**Requirement**
All entries must be repeated exactly; do not include the pictures.

**Supplied entries**
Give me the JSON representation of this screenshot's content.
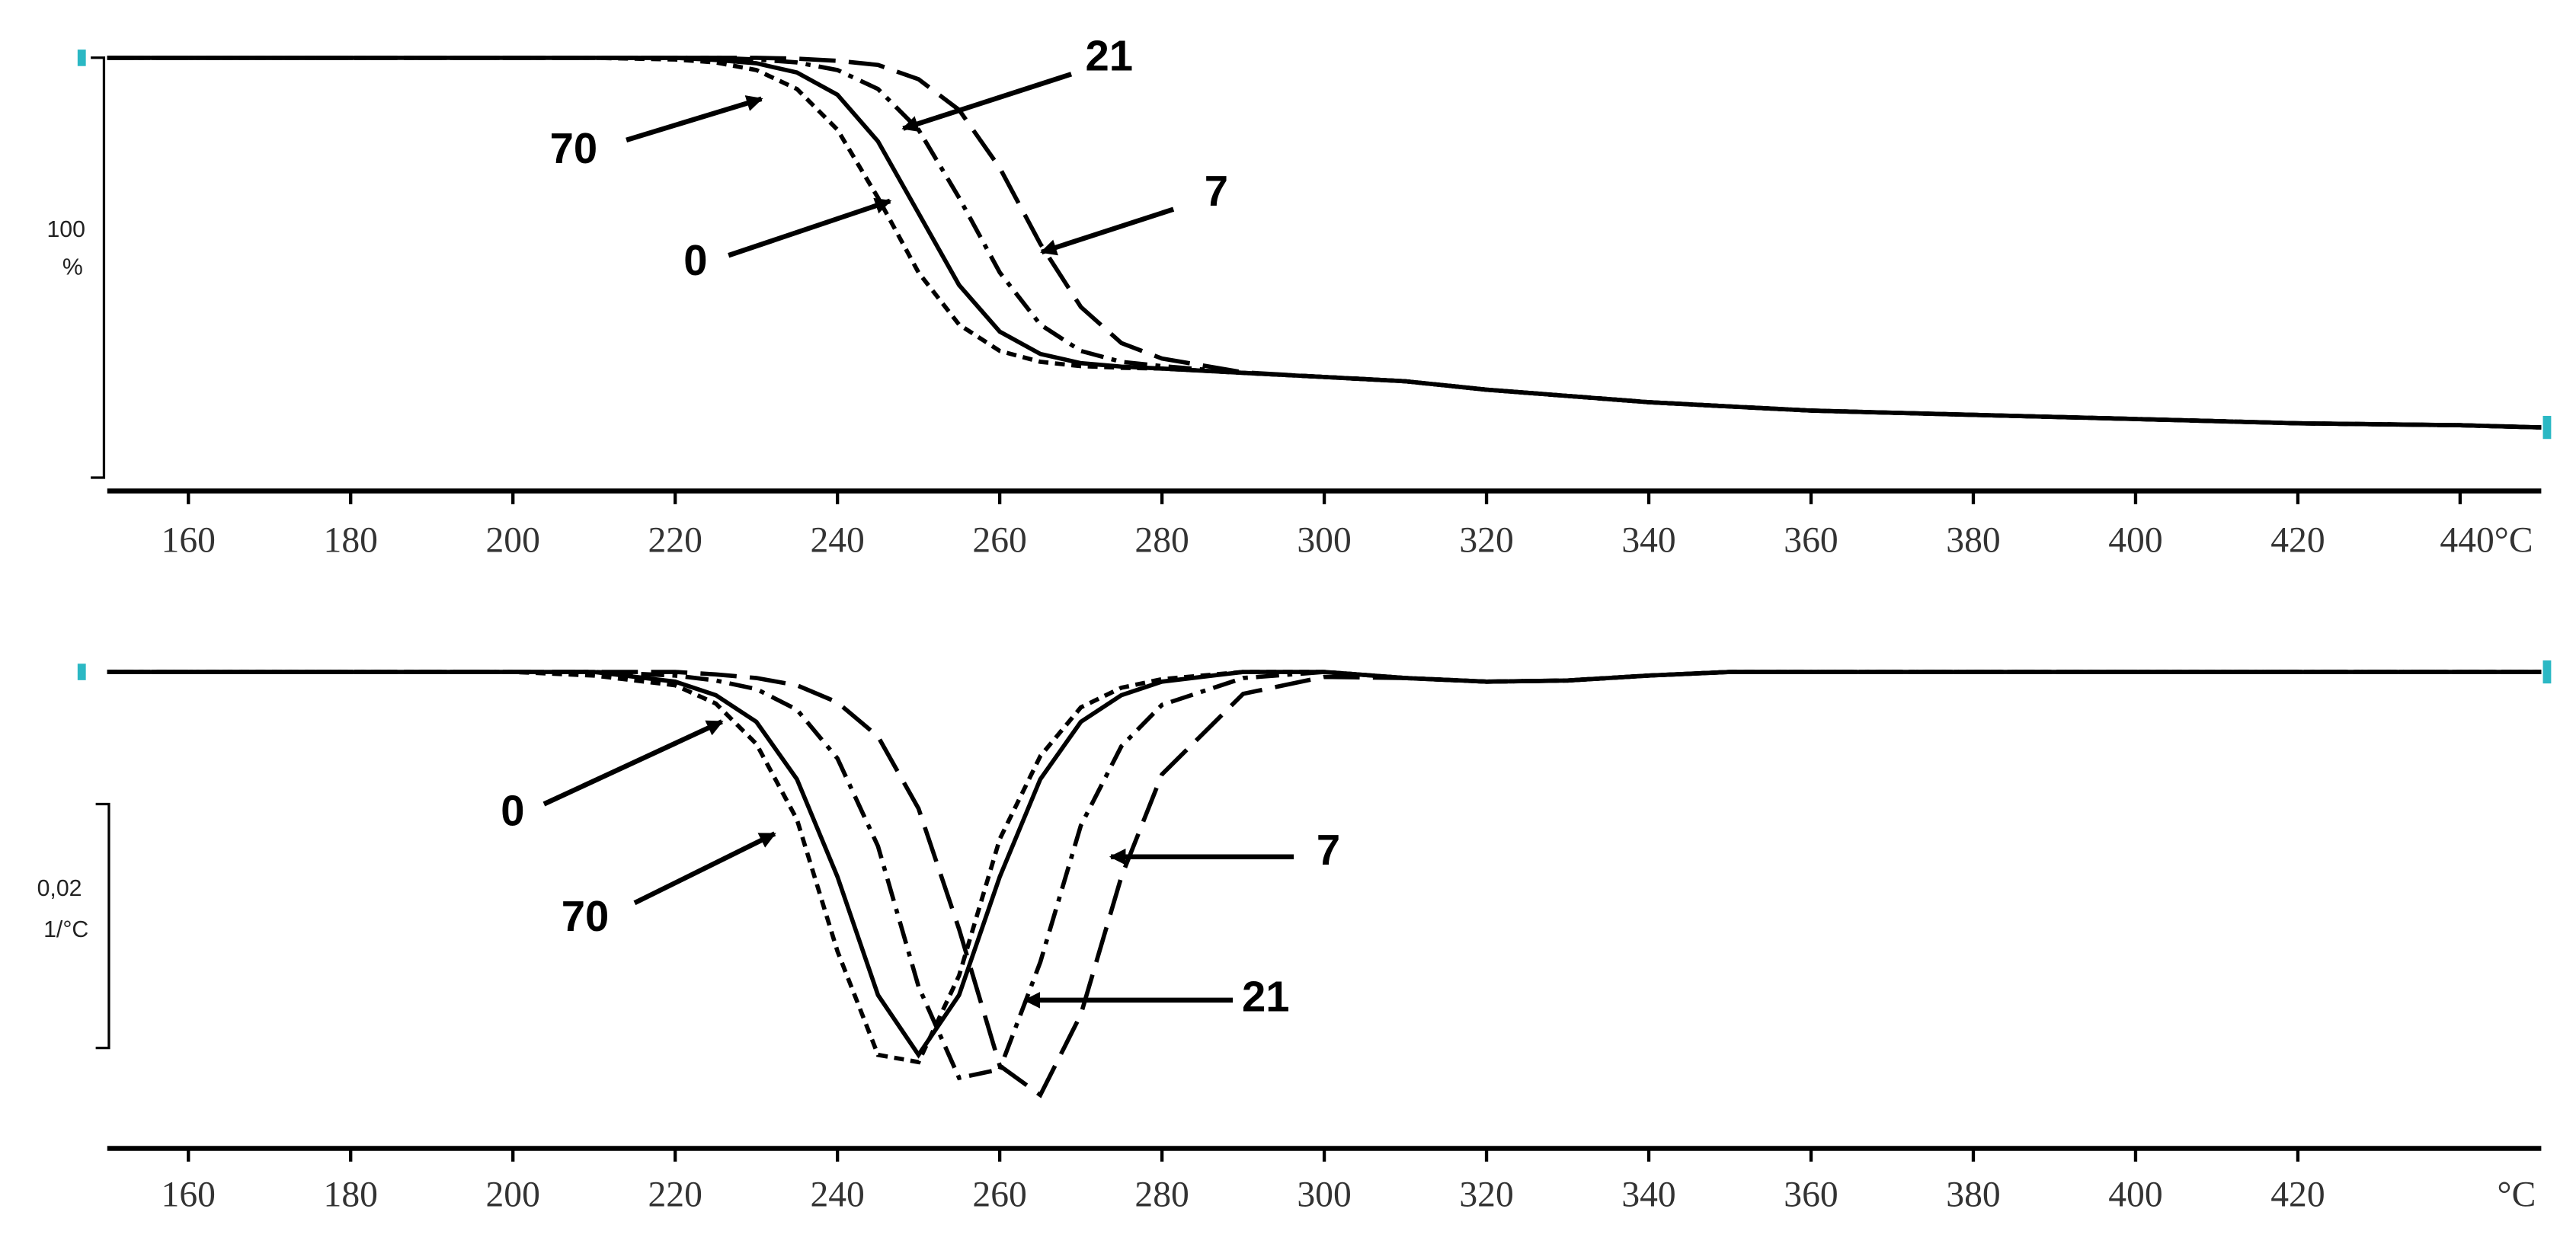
{
  "chart_data": [
    {
      "type": "line",
      "x": [
        150,
        170,
        190,
        200,
        210,
        220,
        225,
        230,
        235,
        240,
        245,
        250,
        255,
        260,
        265,
        270,
        275,
        280,
        290,
        300,
        310,
        320,
        330,
        340,
        350,
        360,
        380,
        400,
        420,
        440,
        450
      ],
      "series": [
        {
          "name": "0",
          "color": "#000000",
          "dash": "solid",
          "values": [
            100,
            100,
            100,
            100,
            100,
            100,
            99.5,
            98.7,
            96.5,
            91.2,
            80.1,
            63,
            45.9,
            34.8,
            29.5,
            27.3,
            26.5,
            26,
            25,
            24,
            23,
            21,
            19.5,
            18,
            17,
            16,
            15,
            14,
            13,
            12.5,
            12
          ]
        },
        {
          "name": "7",
          "color": "#000000",
          "dash": "long-dash",
          "values": [
            100,
            100,
            100,
            100,
            100,
            100,
            100,
            100,
            99.8,
            99.3,
            98.3,
            94.9,
            87.6,
            73.8,
            55.7,
            40.7,
            32.1,
            28.4,
            25.1,
            24,
            23,
            21,
            19.5,
            18,
            17,
            16,
            15,
            14,
            13,
            12.5,
            12
          ]
        },
        {
          "name": "21",
          "color": "#000000",
          "dash": "dash-dot",
          "values": [
            100,
            100,
            100,
            100,
            100,
            100,
            100,
            99.6,
            98.9,
            97.1,
            92.6,
            82.9,
            66.7,
            48.9,
            36.5,
            30.2,
            27.6,
            26.6,
            25,
            24,
            23,
            21,
            19.5,
            18,
            17,
            16,
            15,
            14,
            13,
            12.5,
            12
          ]
        },
        {
          "name": "70",
          "color": "#000000",
          "dash": "short-dash",
          "values": [
            100,
            100,
            100,
            100,
            100,
            99.6,
            98.9,
            97.1,
            92.6,
            82.9,
            66.7,
            48.9,
            36.5,
            30.2,
            27.6,
            26.6,
            26.2,
            26,
            25,
            24,
            23,
            21,
            19.5,
            18,
            17,
            16,
            15,
            14,
            13,
            12.5,
            12
          ]
        }
      ],
      "xlim": [
        150,
        450
      ],
      "xticks": [
        160,
        180,
        200,
        220,
        240,
        260,
        280,
        300,
        320,
        340,
        360,
        380,
        400,
        420,
        {
          "value": 440,
          "label": "440°C"
        }
      ],
      "ylim": [
        0,
        102
      ],
      "scale_bar": 100,
      "scale_unit": "%"
    },
    {
      "type": "line",
      "x": [
        150,
        170,
        190,
        200,
        210,
        220,
        225,
        230,
        235,
        240,
        245,
        250,
        255,
        260,
        265,
        270,
        275,
        280,
        290,
        300,
        310,
        320,
        330,
        340,
        350,
        360,
        380,
        400,
        420,
        440,
        450
      ],
      "series": [
        {
          "name": "0",
          "color": "#000000",
          "dash": "solid",
          "values": [
            0,
            0,
            0,
            0,
            0,
            -0.0008,
            -0.0019,
            -0.0041,
            -0.0088,
            -0.0168,
            -0.0265,
            -0.0314,
            -0.0265,
            -0.0168,
            -0.0088,
            -0.0041,
            -0.0019,
            -0.0008,
            0,
            0,
            -0.0005,
            -0.0008,
            -0.0007,
            -0.0003,
            0,
            0,
            0,
            0,
            0,
            0,
            0
          ]
        },
        {
          "name": "70",
          "color": "#000000",
          "dash": "short-dash",
          "values": [
            0,
            0,
            0,
            0,
            -0.0003,
            -0.0011,
            -0.0026,
            -0.0059,
            -0.0121,
            -0.0229,
            -0.0314,
            -0.032,
            -0.0249,
            -0.0137,
            -0.0069,
            -0.0029,
            -0.0013,
            -0.0006,
            0,
            0,
            -0.0005,
            -0.0008,
            -0.0007,
            -0.0003,
            0,
            0,
            0,
            0,
            0,
            0,
            0
          ]
        },
        {
          "name": "7",
          "color": "#000000",
          "dash": "long-dash",
          "values": [
            0,
            0,
            0,
            0,
            0,
            0,
            -0.0002,
            -0.0005,
            -0.0011,
            -0.0025,
            -0.0053,
            -0.0112,
            -0.0211,
            -0.0323,
            -0.0347,
            -0.0281,
            -0.0168,
            -0.0084,
            -0.0018,
            -0.0004,
            -0.0005,
            -0.0008,
            -0.0007,
            -0.0003,
            0,
            0,
            0,
            0,
            0,
            0,
            0
          ]
        },
        {
          "name": "21",
          "color": "#000000",
          "dash": "dash-dot",
          "values": [
            0,
            0,
            0,
            0,
            0,
            -0.0003,
            -0.0007,
            -0.0014,
            -0.0031,
            -0.0071,
            -0.0143,
            -0.0258,
            -0.0333,
            -0.0326,
            -0.0238,
            -0.0126,
            -0.0061,
            -0.0027,
            -0.0005,
            0,
            -0.0005,
            -0.0008,
            -0.0007,
            -0.0003,
            0,
            0,
            0,
            0,
            0,
            0,
            0
          ]
        }
      ],
      "xlim": [
        150,
        450
      ],
      "xticks": [
        160,
        180,
        200,
        220,
        240,
        260,
        280,
        300,
        320,
        340,
        360,
        380,
        400,
        420
      ],
      "xlabel": "°C",
      "ylim": [
        -0.038,
        0.002
      ],
      "scale_bar": {
        "value": 0.02,
        "label": "0,02"
      },
      "scale_unit": "1/°C"
    }
  ]
}
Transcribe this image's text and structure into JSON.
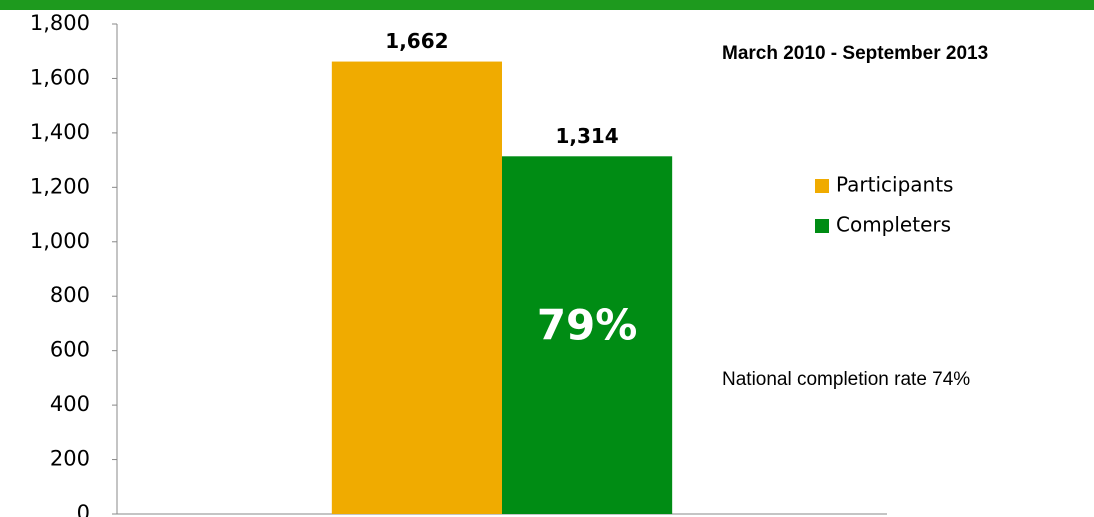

**Task answer**
Give me the JSON representation of this screenshot's content.
{
  "chart_data": [
    {
      "type": "line",
      "x": [
        150,
        170,
        190,
        200,
        210,
        220,
        225,
        230,
        235,
        240,
        245,
        250,
        255,
        260,
        265,
        270,
        275,
        280,
        290,
        300,
        310,
        320,
        330,
        340,
        350,
        360,
        380,
        400,
        420,
        440,
        450
      ],
      "series": [
        {
          "name": "0",
          "color": "#000000",
          "dash": "solid",
          "values": [
            100,
            100,
            100,
            100,
            100,
            100,
            99.5,
            98.7,
            96.5,
            91.2,
            80.1,
            63,
            45.9,
            34.8,
            29.5,
            27.3,
            26.5,
            26,
            25,
            24,
            23,
            21,
            19.5,
            18,
            17,
            16,
            15,
            14,
            13,
            12.5,
            12
          ]
        },
        {
          "name": "7",
          "color": "#000000",
          "dash": "long-dash",
          "values": [
            100,
            100,
            100,
            100,
            100,
            100,
            100,
            100,
            99.8,
            99.3,
            98.3,
            94.9,
            87.6,
            73.8,
            55.7,
            40.7,
            32.1,
            28.4,
            25.1,
            24,
            23,
            21,
            19.5,
            18,
            17,
            16,
            15,
            14,
            13,
            12.5,
            12
          ]
        },
        {
          "name": "21",
          "color": "#000000",
          "dash": "dash-dot",
          "values": [
            100,
            100,
            100,
            100,
            100,
            100,
            100,
            99.6,
            98.9,
            97.1,
            92.6,
            82.9,
            66.7,
            48.9,
            36.5,
            30.2,
            27.6,
            26.6,
            25,
            24,
            23,
            21,
            19.5,
            18,
            17,
            16,
            15,
            14,
            13,
            12.5,
            12
          ]
        },
        {
          "name": "70",
          "color": "#000000",
          "dash": "short-dash",
          "values": [
            100,
            100,
            100,
            100,
            100,
            99.6,
            98.9,
            97.1,
            92.6,
            82.9,
            66.7,
            48.9,
            36.5,
            30.2,
            27.6,
            26.6,
            26.2,
            26,
            25,
            24,
            23,
            21,
            19.5,
            18,
            17,
            16,
            15,
            14,
            13,
            12.5,
            12
          ]
        }
      ],
      "xlim": [
        150,
        450
      ],
      "xticks": [
        160,
        180,
        200,
        220,
        240,
        260,
        280,
        300,
        320,
        340,
        360,
        380,
        400,
        420,
        {
          "value": 440,
          "label": "440°C"
        }
      ],
      "ylim": [
        0,
        102
      ],
      "scale_bar": 100,
      "scale_unit": "%"
    },
    {
      "type": "line",
      "x": [
        150,
        170,
        190,
        200,
        210,
        220,
        225,
        230,
        235,
        240,
        245,
        250,
        255,
        260,
        265,
        270,
        275,
        280,
        290,
        300,
        310,
        320,
        330,
        340,
        350,
        360,
        380,
        400,
        420,
        440,
        450
      ],
      "series": [
        {
          "name": "0",
          "color": "#000000",
          "dash": "solid",
          "values": [
            0,
            0,
            0,
            0,
            0,
            -0.0008,
            -0.0019,
            -0.0041,
            -0.0088,
            -0.0168,
            -0.0265,
            -0.0314,
            -0.0265,
            -0.0168,
            -0.0088,
            -0.0041,
            -0.0019,
            -0.0008,
            0,
            0,
            -0.0005,
            -0.0008,
            -0.0007,
            -0.0003,
            0,
            0,
            0,
            0,
            0,
            0,
            0
          ]
        },
        {
          "name": "70",
          "color": "#000000",
          "dash": "short-dash",
          "values": [
            0,
            0,
            0,
            0,
            -0.0003,
            -0.0011,
            -0.0026,
            -0.0059,
            -0.0121,
            -0.0229,
            -0.0314,
            -0.032,
            -0.0249,
            -0.0137,
            -0.0069,
            -0.0029,
            -0.0013,
            -0.0006,
            0,
            0,
            -0.0005,
            -0.0008,
            -0.0007,
            -0.0003,
            0,
            0,
            0,
            0,
            0,
            0,
            0
          ]
        },
        {
          "name": "7",
          "color": "#000000",
          "dash": "long-dash",
          "values": [
            0,
            0,
            0,
            0,
            0,
            0,
            -0.0002,
            -0.0005,
            -0.0011,
            -0.0025,
            -0.0053,
            -0.0112,
            -0.0211,
            -0.0323,
            -0.0347,
            -0.0281,
            -0.0168,
            -0.0084,
            -0.0018,
            -0.0004,
            -0.0005,
            -0.0008,
            -0.0007,
            -0.0003,
            0,
            0,
            0,
            0,
            0,
            0,
            0
          ]
        },
        {
          "name": "21",
          "color": "#000000",
          "dash": "dash-dot",
          "values": [
            0,
            0,
            0,
            0,
            0,
            -0.0003,
            -0.0007,
            -0.0014,
            -0.0031,
            -0.0071,
            -0.0143,
            -0.0258,
            -0.0333,
            -0.0326,
            -0.0238,
            -0.0126,
            -0.0061,
            -0.0027,
            -0.0005,
            0,
            -0.0005,
            -0.0008,
            -0.0007,
            -0.0003,
            0,
            0,
            0,
            0,
            0,
            0,
            0
          ]
        }
      ],
      "xlim": [
        150,
        450
      ],
      "xticks": [
        160,
        180,
        200,
        220,
        240,
        260,
        280,
        300,
        320,
        340,
        360,
        380,
        400,
        420
      ],
      "xlabel": "°C",
      "ylim": [
        -0.038,
        0.002
      ],
      "scale_bar": {
        "value": 0.02,
        "label": "0,02"
      },
      "scale_unit": "1/°C"
    }
  ]
}
Transcribe this image's text and structure into JSON.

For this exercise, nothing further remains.